* **What the task requires**
Of the lines in the listing below, how many hold "Entry"? Answer with the number only.

——

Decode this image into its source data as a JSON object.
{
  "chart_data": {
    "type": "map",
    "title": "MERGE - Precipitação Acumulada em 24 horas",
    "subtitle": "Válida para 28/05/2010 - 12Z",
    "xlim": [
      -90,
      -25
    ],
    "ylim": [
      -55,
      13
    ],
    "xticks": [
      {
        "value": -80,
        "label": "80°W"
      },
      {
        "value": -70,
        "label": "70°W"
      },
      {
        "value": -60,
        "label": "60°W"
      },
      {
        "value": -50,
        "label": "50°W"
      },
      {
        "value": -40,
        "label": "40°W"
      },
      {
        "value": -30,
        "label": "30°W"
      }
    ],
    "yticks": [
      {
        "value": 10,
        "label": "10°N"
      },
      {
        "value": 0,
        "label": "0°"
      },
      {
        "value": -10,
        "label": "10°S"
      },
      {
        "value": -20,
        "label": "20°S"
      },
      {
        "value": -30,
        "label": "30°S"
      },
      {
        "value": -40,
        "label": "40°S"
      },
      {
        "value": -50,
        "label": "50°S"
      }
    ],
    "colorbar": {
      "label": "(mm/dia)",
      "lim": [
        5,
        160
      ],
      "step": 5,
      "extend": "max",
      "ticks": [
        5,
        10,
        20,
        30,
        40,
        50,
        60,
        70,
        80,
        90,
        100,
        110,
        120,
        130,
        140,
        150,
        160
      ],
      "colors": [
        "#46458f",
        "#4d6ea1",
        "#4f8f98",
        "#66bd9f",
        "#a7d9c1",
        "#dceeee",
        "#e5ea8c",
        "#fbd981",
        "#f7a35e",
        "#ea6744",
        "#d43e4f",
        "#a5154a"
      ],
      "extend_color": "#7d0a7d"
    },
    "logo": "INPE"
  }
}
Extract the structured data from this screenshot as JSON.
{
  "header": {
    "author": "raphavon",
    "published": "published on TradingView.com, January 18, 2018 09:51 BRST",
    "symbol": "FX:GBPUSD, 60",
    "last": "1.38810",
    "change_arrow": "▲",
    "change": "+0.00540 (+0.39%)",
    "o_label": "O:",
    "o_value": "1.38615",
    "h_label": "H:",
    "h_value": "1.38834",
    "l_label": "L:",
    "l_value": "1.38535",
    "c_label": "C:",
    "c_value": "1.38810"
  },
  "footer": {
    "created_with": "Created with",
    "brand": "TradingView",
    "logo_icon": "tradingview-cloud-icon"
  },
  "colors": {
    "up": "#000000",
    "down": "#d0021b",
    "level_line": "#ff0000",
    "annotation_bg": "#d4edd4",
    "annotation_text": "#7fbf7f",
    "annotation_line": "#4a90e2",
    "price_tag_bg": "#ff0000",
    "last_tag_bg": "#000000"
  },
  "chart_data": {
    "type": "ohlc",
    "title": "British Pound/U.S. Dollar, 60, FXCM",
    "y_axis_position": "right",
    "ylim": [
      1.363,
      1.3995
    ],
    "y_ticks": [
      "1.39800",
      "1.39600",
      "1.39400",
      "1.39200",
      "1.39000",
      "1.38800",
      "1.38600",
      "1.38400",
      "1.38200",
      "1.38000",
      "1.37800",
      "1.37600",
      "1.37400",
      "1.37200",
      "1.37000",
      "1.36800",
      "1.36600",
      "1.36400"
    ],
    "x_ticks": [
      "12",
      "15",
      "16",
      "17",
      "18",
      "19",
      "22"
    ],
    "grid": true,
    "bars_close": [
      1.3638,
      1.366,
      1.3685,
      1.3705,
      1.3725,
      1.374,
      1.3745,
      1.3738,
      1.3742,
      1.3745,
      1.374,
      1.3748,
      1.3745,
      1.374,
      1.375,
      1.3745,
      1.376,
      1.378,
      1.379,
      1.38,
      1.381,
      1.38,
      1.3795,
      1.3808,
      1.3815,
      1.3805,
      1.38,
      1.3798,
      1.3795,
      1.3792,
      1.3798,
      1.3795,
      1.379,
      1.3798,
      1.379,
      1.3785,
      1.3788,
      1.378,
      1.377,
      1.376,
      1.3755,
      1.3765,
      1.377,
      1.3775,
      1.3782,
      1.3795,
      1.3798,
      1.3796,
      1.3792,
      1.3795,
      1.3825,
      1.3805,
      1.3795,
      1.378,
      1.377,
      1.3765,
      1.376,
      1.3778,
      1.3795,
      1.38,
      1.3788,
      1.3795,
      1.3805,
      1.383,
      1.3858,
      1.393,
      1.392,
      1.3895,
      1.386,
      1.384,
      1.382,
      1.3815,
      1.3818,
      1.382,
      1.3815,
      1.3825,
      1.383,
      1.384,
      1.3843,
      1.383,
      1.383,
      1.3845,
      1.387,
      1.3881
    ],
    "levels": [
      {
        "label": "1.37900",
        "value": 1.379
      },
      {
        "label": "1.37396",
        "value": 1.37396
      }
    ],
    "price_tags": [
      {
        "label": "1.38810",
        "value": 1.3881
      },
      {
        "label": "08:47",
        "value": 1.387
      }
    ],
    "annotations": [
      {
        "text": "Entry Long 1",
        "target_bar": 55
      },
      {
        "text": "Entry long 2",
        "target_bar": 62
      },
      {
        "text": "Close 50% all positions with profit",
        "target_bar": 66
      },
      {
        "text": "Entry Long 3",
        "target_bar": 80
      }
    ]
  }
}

——

* **Worked answer**
3